> _Extracted records_
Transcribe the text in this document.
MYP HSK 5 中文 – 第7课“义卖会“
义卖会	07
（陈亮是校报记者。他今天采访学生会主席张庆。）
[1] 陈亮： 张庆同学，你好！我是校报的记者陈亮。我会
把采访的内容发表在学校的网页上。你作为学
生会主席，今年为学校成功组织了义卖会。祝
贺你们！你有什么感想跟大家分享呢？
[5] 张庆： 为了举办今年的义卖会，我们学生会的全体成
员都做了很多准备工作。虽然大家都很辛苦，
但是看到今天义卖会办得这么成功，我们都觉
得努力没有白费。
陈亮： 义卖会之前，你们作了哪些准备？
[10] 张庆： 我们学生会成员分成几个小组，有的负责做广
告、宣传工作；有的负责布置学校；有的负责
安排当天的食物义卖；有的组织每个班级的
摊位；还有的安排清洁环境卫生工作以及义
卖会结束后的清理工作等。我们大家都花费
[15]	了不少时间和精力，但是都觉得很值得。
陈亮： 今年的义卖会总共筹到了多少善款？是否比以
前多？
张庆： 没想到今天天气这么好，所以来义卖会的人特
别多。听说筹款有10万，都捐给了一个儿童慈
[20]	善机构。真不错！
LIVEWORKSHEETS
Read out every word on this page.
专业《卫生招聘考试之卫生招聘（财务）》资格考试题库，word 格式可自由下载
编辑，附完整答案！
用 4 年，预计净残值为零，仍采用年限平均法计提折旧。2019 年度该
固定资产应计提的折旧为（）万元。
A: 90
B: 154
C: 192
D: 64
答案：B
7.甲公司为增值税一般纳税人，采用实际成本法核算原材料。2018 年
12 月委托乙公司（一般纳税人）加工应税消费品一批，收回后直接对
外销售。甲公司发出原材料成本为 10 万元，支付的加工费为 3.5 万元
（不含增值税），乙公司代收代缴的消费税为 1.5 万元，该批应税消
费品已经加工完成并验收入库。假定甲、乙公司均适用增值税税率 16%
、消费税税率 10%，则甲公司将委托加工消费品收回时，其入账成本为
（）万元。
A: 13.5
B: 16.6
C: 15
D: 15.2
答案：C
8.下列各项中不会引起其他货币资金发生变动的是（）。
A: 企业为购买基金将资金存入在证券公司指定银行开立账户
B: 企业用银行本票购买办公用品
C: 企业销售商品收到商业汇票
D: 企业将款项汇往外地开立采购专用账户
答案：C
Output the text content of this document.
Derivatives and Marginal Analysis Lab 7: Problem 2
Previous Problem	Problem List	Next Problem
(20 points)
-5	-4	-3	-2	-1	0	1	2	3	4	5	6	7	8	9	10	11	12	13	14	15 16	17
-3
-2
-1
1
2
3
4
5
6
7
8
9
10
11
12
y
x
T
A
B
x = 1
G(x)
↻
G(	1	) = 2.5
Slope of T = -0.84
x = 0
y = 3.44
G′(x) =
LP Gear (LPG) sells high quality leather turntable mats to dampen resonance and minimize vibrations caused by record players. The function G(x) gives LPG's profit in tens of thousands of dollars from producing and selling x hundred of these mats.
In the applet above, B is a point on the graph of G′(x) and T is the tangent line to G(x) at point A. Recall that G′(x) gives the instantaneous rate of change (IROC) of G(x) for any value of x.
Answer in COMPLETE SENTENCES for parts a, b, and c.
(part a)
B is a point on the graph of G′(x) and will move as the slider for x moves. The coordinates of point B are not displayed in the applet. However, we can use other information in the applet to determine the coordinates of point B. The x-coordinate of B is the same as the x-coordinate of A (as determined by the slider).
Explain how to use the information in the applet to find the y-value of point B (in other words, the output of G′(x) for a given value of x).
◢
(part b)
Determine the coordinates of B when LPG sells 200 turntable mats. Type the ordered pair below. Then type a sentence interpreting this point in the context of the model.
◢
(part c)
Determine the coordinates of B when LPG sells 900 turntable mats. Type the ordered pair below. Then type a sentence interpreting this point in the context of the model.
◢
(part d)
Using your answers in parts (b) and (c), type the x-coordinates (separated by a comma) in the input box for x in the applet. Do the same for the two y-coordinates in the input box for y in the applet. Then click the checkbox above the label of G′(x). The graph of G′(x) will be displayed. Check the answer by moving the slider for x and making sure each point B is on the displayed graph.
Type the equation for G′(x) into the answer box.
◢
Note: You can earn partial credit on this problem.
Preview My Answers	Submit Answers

> _Exercise objective_
Find the lines above that contain the word "context" and collect them.

> _Completed exercise_
Determine the coordinates of B when LPG sells 200 turntable mats. Type the ordered pair below. Then type a sentence interpreting this point in the context of the model.
Determine the coordinates of B when LPG sells 900 turntable mats. Type the ordered pair below. Then type a sentence interpreting this point in the context of the model.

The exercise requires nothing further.